| PROBLEM REQUIREMENTS |
Take every line that has the string "this" and copy it out.
>>>
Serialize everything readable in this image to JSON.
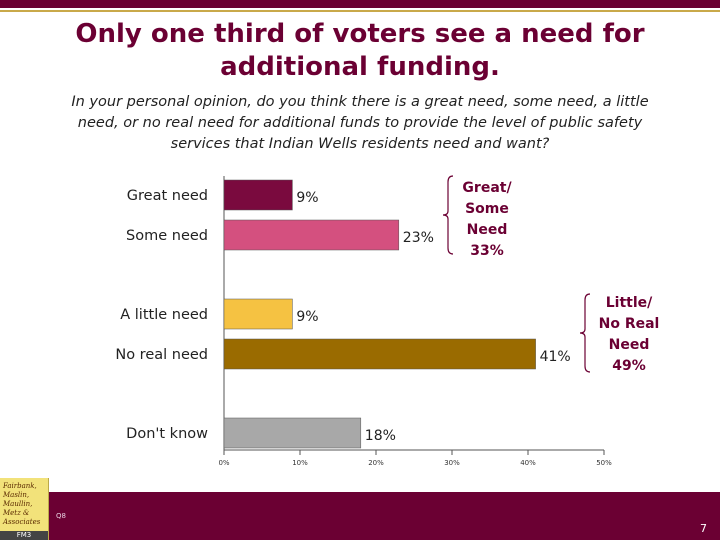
{
  "title": "Only one third of voters see a need for additional funding.",
  "question": "In your personal opinion, do you think there is a great need, some need, a little need, or no real need for additional funds to provide the level of public safety services that Indian Wells residents need and want?",
  "chart_data": {
    "type": "bar",
    "orientation": "horizontal",
    "categories": [
      "Great need",
      "Some need",
      "A little need",
      "No real need",
      "Don't know"
    ],
    "values": [
      9,
      23,
      9,
      41,
      18
    ],
    "value_labels": [
      "9%",
      "23%",
      "9%",
      "41%",
      "18%"
    ],
    "colors": [
      "#7a0a3e",
      "#d4507f",
      "#f5c242",
      "#9a6b00",
      "#a8a8a8"
    ],
    "xlim": [
      0,
      50
    ],
    "xticks": [
      "0%",
      "10%",
      "20%",
      "30%",
      "40%",
      "50%"
    ],
    "grid": false
  },
  "annotations": [
    {
      "lines": [
        "Great/",
        "Some",
        "Need",
        "33%"
      ],
      "color": "#6b0033"
    },
    {
      "lines": [
        "Little/",
        "No Real",
        "Need",
        "49%"
      ],
      "color": "#6b0033"
    }
  ],
  "logo": {
    "lines": [
      "Fairbank,",
      "Maslin,",
      "Maullin,",
      "Metz &",
      "Associates"
    ],
    "badge": "FM3"
  },
  "footer": {
    "question_number": "Q8",
    "page_number": "7"
  },
  "colors": {
    "brand": "#6b0033",
    "accent": "#c9a94a"
  }
}
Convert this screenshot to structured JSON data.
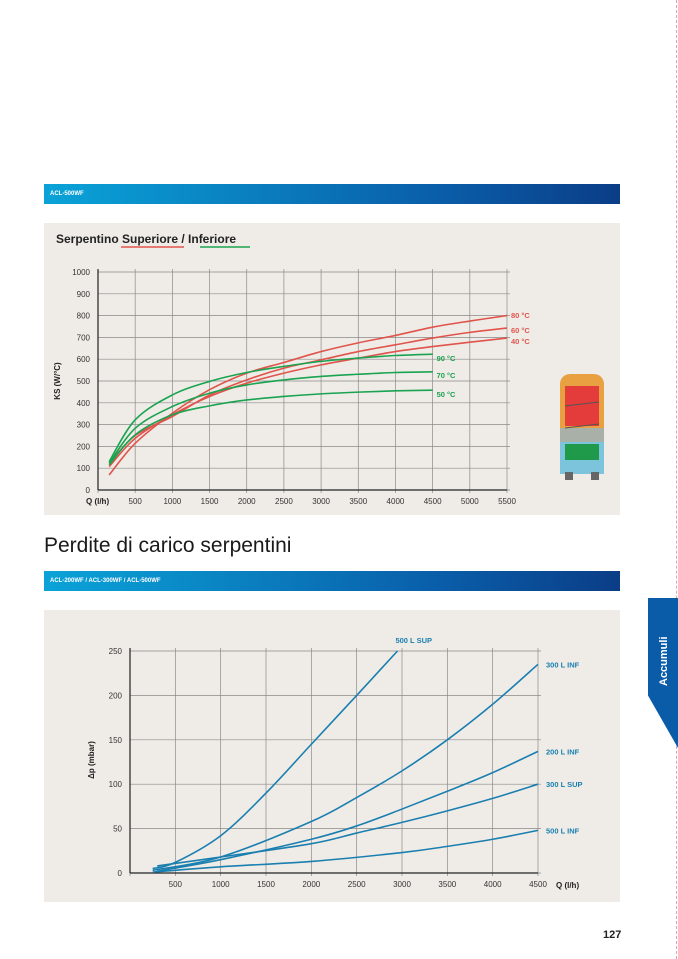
{
  "section1": {
    "bar_label": "ACL-500WF",
    "panel_title": "Serpentino Superiore / Inferiore",
    "legend_colors": {
      "superiore": "#e0544c",
      "inferiore": "#1aa350"
    }
  },
  "section2": {
    "heading": "Perdite di carico serpentini",
    "bar_label": "ACL-200WF / ACL-300WF / ACL-500WF"
  },
  "side_tab": "Accumuli",
  "page_number": "127",
  "chart_data": [
    {
      "type": "line",
      "title": "Serpentino Superiore / Inferiore",
      "xlabel": "Q (l/h)",
      "ylabel": "KS (W/°C)",
      "xlim": [
        0,
        5500
      ],
      "ylim": [
        0,
        1000
      ],
      "grid": true,
      "xticks": [
        500,
        1000,
        1500,
        2000,
        2500,
        3000,
        3500,
        4000,
        4500,
        5000,
        5500
      ],
      "yticks": [
        0,
        100,
        200,
        300,
        400,
        500,
        600,
        700,
        800,
        900,
        1000
      ],
      "series": [
        {
          "name": "80 °C",
          "color": "#e0544c",
          "x": [
            150,
            500,
            1000,
            1500,
            2000,
            2500,
            3000,
            3500,
            4000,
            4500,
            5000,
            5500
          ],
          "y": [
            69,
            214,
            352,
            460,
            536,
            585,
            635,
            675,
            709,
            747,
            775,
            800
          ]
        },
        {
          "name": "60 °C",
          "color": "#e0544c",
          "x": [
            150,
            500,
            1000,
            1500,
            2000,
            2500,
            3000,
            3500,
            4000,
            4500,
            5000,
            5500
          ],
          "y": [
            122,
            250,
            337,
            436,
            505,
            559,
            597,
            635,
            666,
            697,
            723,
            743
          ]
        },
        {
          "name": "40 °C",
          "color": "#e0544c",
          "x": [
            150,
            500,
            1000,
            1500,
            2000,
            2500,
            3000,
            3500,
            4000,
            4500,
            5000,
            5500
          ],
          "y": [
            107,
            237,
            345,
            429,
            490,
            536,
            574,
            605,
            635,
            658,
            678,
            697
          ]
        },
        {
          "name": "90 °C",
          "color": "#1aa350",
          "x": [
            150,
            500,
            1000,
            1500,
            2000,
            2500,
            3000,
            3500,
            4000,
            4500
          ],
          "y": [
            130,
            322,
            436,
            498,
            539,
            567,
            590,
            605,
            617,
            623
          ]
        },
        {
          "name": "70 °C",
          "color": "#1aa350",
          "x": [
            150,
            500,
            1000,
            1500,
            2000,
            2500,
            3000,
            3500,
            4000,
            4500
          ],
          "y": [
            122,
            283,
            383,
            444,
            482,
            505,
            521,
            531,
            539,
            542
          ]
        },
        {
          "name": "50 °C",
          "color": "#1aa350",
          "x": [
            150,
            500,
            1000,
            1500,
            2000,
            2500,
            3000,
            3500,
            4000,
            4500
          ],
          "y": [
            115,
            253,
            345,
            386,
            413,
            429,
            441,
            449,
            455,
            458
          ]
        }
      ]
    },
    {
      "type": "line",
      "xlabel": "Q (l/h)",
      "ylabel": "Δp (mbar)",
      "xlim": [
        0,
        4500
      ],
      "ylim": [
        0,
        250
      ],
      "grid": true,
      "xticks": [
        500,
        1000,
        1500,
        2000,
        2500,
        3000,
        3500,
        4000,
        4500
      ],
      "yticks": [
        0,
        50,
        100,
        150,
        200,
        250
      ],
      "series": [
        {
          "name": "500 L SUP",
          "color": "#1a7fb0",
          "x": [
            250,
            500,
            1000,
            1500,
            2000,
            2500,
            2950
          ],
          "y": [
            5,
            12,
            42,
            90,
            145,
            200,
            250
          ]
        },
        {
          "name": "300 L INF",
          "color": "#1a7fb0",
          "x": [
            250,
            1000,
            2000,
            2500,
            3000,
            3500,
            4000,
            4500
          ],
          "y": [
            3,
            18,
            58,
            85,
            115,
            150,
            190,
            235
          ]
        },
        {
          "name": "200 L INF",
          "color": "#1a7fb0",
          "x": [
            300,
            1000,
            2000,
            2500,
            3000,
            3500,
            4000,
            4500
          ],
          "y": [
            2,
            15,
            38,
            53,
            72,
            92,
            113,
            137
          ]
        },
        {
          "name": "300 L SUP",
          "color": "#1a7fb0",
          "x": [
            300,
            1000,
            2000,
            2500,
            3000,
            3500,
            4000,
            4500
          ],
          "y": [
            8,
            18,
            33,
            45,
            57,
            70,
            84,
            100
          ]
        },
        {
          "name": "500 L INF",
          "color": "#1a7fb0",
          "x": [
            250,
            1000,
            2000,
            3000,
            3500,
            4000,
            4500
          ],
          "y": [
            1,
            7,
            13,
            23,
            30,
            38,
            48
          ]
        }
      ]
    }
  ]
}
<<<
| FINAL RESULT |
Serialize everything readable in this image to JSON.
Convert this screenshot to structured JSON data.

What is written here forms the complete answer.